▶
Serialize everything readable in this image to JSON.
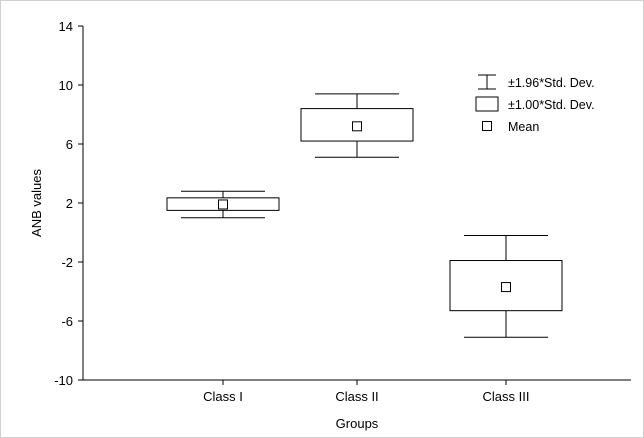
{
  "chart_data": {
    "type": "box",
    "xlabel": "Groups",
    "ylabel": "ANB values",
    "ylim": [
      -10,
      14
    ],
    "yticks": [
      14,
      10,
      6,
      2,
      -2,
      -6,
      -10
    ],
    "categories": [
      "Class I",
      "Class II",
      "Class III"
    ],
    "series": [
      {
        "category": "Class I",
        "mean": 1.9,
        "sd_low": 1.5,
        "sd_high": 2.35,
        "whisker_low": 1.0,
        "whisker_high": 2.8
      },
      {
        "category": "Class II",
        "mean": 7.2,
        "sd_low": 6.2,
        "sd_high": 8.4,
        "whisker_low": 5.1,
        "whisker_high": 9.4
      },
      {
        "category": "Class III",
        "mean": -3.7,
        "sd_low": -5.3,
        "sd_high": -1.9,
        "whisker_low": -7.1,
        "whisker_high": -0.2
      }
    ],
    "legend": {
      "placement": "top-right",
      "items": [
        {
          "symbol": "whisker",
          "label": "±1.96*Std. Dev."
        },
        {
          "symbol": "box",
          "label": "±1.00*Std. Dev."
        },
        {
          "symbol": "square",
          "label": "Mean"
        }
      ]
    },
    "grid": false
  }
}
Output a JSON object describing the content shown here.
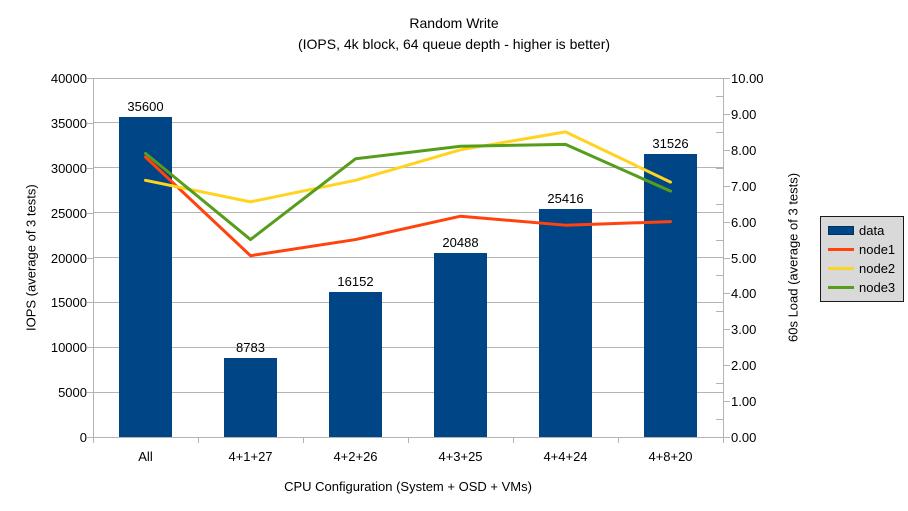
{
  "title": {
    "line1": "Random Write",
    "line2": "(IOPS, 4k block, 64 queue depth - higher is better)"
  },
  "axes": {
    "left": {
      "title": "IOPS (average of 3 tests)",
      "tick_labels": [
        "40000",
        "35000",
        "30000",
        "25000",
        "20000",
        "15000",
        "10000",
        "5000",
        "0"
      ]
    },
    "right": {
      "title": "60s Load (average of 3 tests)",
      "tick_labels": [
        "10.00",
        "9.00",
        "8.00",
        "7.00",
        "6.00",
        "5.00",
        "4.00",
        "3.00",
        "2.00",
        "1.00",
        "0.00"
      ]
    },
    "x": {
      "title": "CPU Configuration (System + OSD + VMs)"
    }
  },
  "legend": {
    "items": [
      {
        "label": "data",
        "color": "#004586",
        "type": "bar"
      },
      {
        "label": "node1",
        "color": "#FF420E",
        "type": "line"
      },
      {
        "label": "node2",
        "color": "#FFD320",
        "type": "line"
      },
      {
        "label": "node3",
        "color": "#579D1C",
        "type": "line"
      }
    ]
  },
  "chart_data": {
    "type": "bar",
    "subtype": "bar-and-line combo, lines on secondary axis",
    "title": "Random Write (IOPS, 4k block, 64 queue depth - higher is better)",
    "categories": [
      "All",
      "4+1+27",
      "4+2+26",
      "4+3+25",
      "4+4+24",
      "4+8+20"
    ],
    "bar_series": {
      "name": "data",
      "axis": "left",
      "color": "#004586",
      "values": [
        35600,
        8783,
        16152,
        20488,
        25416,
        31526
      ],
      "data_labels": [
        "35600",
        "8783",
        "16152",
        "20488",
        "25416",
        "31526"
      ]
    },
    "line_series": [
      {
        "name": "node1",
        "axis": "right",
        "color": "#FF420E",
        "values": [
          7.8,
          5.05,
          5.5,
          6.15,
          5.9,
          6.0
        ]
      },
      {
        "name": "node2",
        "axis": "right",
        "color": "#FFD320",
        "values": [
          7.15,
          6.55,
          7.15,
          8.0,
          8.5,
          7.1
        ]
      },
      {
        "name": "node3",
        "axis": "right",
        "color": "#579D1C",
        "values": [
          7.9,
          5.5,
          7.75,
          8.1,
          8.15,
          6.85
        ]
      }
    ],
    "xlabel": "CPU Configuration (System + OSD + VMs)",
    "ylabel_left": "IOPS (average of 3 tests)",
    "ylabel_right": "60s Load (average of 3 tests)",
    "ylim_left": [
      0,
      40000
    ],
    "ylim_right": [
      0,
      10
    ],
    "grid": "horizontal major gridlines every 5000 (left axis)",
    "legend_position": "right"
  },
  "colors": {
    "background": "#ffffff",
    "grid": "#b3b3b3",
    "axis": "#b3b3b3",
    "text": "#000000",
    "legend_bg": "#d9d9d9",
    "legend_border": "#1a1a1a"
  }
}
◀
Goal of the exercise.
Pictures are to be left out; repeat all the remaining data exactly.

Written response.
Serialize everything readable in this image to JSON.
{
  "chart_data": {
    "type": "box",
    "xlabel": "Groups",
    "ylabel": "ANB values",
    "ylim": [
      -10,
      14
    ],
    "yticks": [
      14,
      10,
      6,
      2,
      -2,
      -6,
      -10
    ],
    "categories": [
      "Class I",
      "Class II",
      "Class III"
    ],
    "series": [
      {
        "category": "Class I",
        "mean": 1.9,
        "sd_low": 1.5,
        "sd_high": 2.35,
        "whisker_low": 1.0,
        "whisker_high": 2.8
      },
      {
        "category": "Class II",
        "mean": 7.2,
        "sd_low": 6.2,
        "sd_high": 8.4,
        "whisker_low": 5.1,
        "whisker_high": 9.4
      },
      {
        "category": "Class III",
        "mean": -3.7,
        "sd_low": -5.3,
        "sd_high": -1.9,
        "whisker_low": -7.1,
        "whisker_high": -0.2
      }
    ],
    "legend": {
      "placement": "top-right",
      "items": [
        {
          "symbol": "whisker",
          "label": "±1.96*Std. Dev."
        },
        {
          "symbol": "box",
          "label": "±1.00*Std. Dev."
        },
        {
          "symbol": "square",
          "label": "Mean"
        }
      ]
    },
    "grid": false
  }
}
Output a JSON object describing the content shown here.
{
  "title": {
    "line1": "Random Write",
    "line2": "(IOPS, 4k block, 64 queue depth - higher is better)"
  },
  "axes": {
    "left": {
      "title": "IOPS (average of 3 tests)",
      "tick_labels": [
        "40000",
        "35000",
        "30000",
        "25000",
        "20000",
        "15000",
        "10000",
        "5000",
        "0"
      ]
    },
    "right": {
      "title": "60s Load (average of 3 tests)",
      "tick_labels": [
        "10.00",
        "9.00",
        "8.00",
        "7.00",
        "6.00",
        "5.00",
        "4.00",
        "3.00",
        "2.00",
        "1.00",
        "0.00"
      ]
    },
    "x": {
      "title": "CPU Configuration (System + OSD + VMs)"
    }
  },
  "legend": {
    "items": [
      {
        "label": "data",
        "color": "#004586",
        "type": "bar"
      },
      {
        "label": "node1",
        "color": "#FF420E",
        "type": "line"
      },
      {
        "label": "node2",
        "color": "#FFD320",
        "type": "line"
      },
      {
        "label": "node3",
        "color": "#579D1C",
        "type": "line"
      }
    ]
  },
  "chart_data": {
    "type": "bar",
    "subtype": "bar-and-line combo, lines on secondary axis",
    "title": "Random Write (IOPS, 4k block, 64 queue depth - higher is better)",
    "categories": [
      "All",
      "4+1+27",
      "4+2+26",
      "4+3+25",
      "4+4+24",
      "4+8+20"
    ],
    "bar_series": {
      "name": "data",
      "axis": "left",
      "color": "#004586",
      "values": [
        35600,
        8783,
        16152,
        20488,
        25416,
        31526
      ],
      "data_labels": [
        "35600",
        "8783",
        "16152",
        "20488",
        "25416",
        "31526"
      ]
    },
    "line_series": [
      {
        "name": "node1",
        "axis": "right",
        "color": "#FF420E",
        "values": [
          7.8,
          5.05,
          5.5,
          6.15,
          5.9,
          6.0
        ]
      },
      {
        "name": "node2",
        "axis": "right",
        "color": "#FFD320",
        "values": [
          7.15,
          6.55,
          7.15,
          8.0,
          8.5,
          7.1
        ]
      },
      {
        "name": "node3",
        "axis": "right",
        "color": "#579D1C",
        "values": [
          7.9,
          5.5,
          7.75,
          8.1,
          8.15,
          6.85
        ]
      }
    ],
    "xlabel": "CPU Configuration (System + OSD + VMs)",
    "ylabel_left": "IOPS (average of 3 tests)",
    "ylabel_right": "60s Load (average of 3 tests)",
    "ylim_left": [
      0,
      40000
    ],
    "ylim_right": [
      0,
      10
    ],
    "grid": "horizontal major gridlines every 5000 (left axis)",
    "legend_position": "right"
  },
  "colors": {
    "background": "#ffffff",
    "grid": "#b3b3b3",
    "axis": "#b3b3b3",
    "text": "#000000",
    "legend_bg": "#d9d9d9",
    "legend_border": "#1a1a1a"
  }
}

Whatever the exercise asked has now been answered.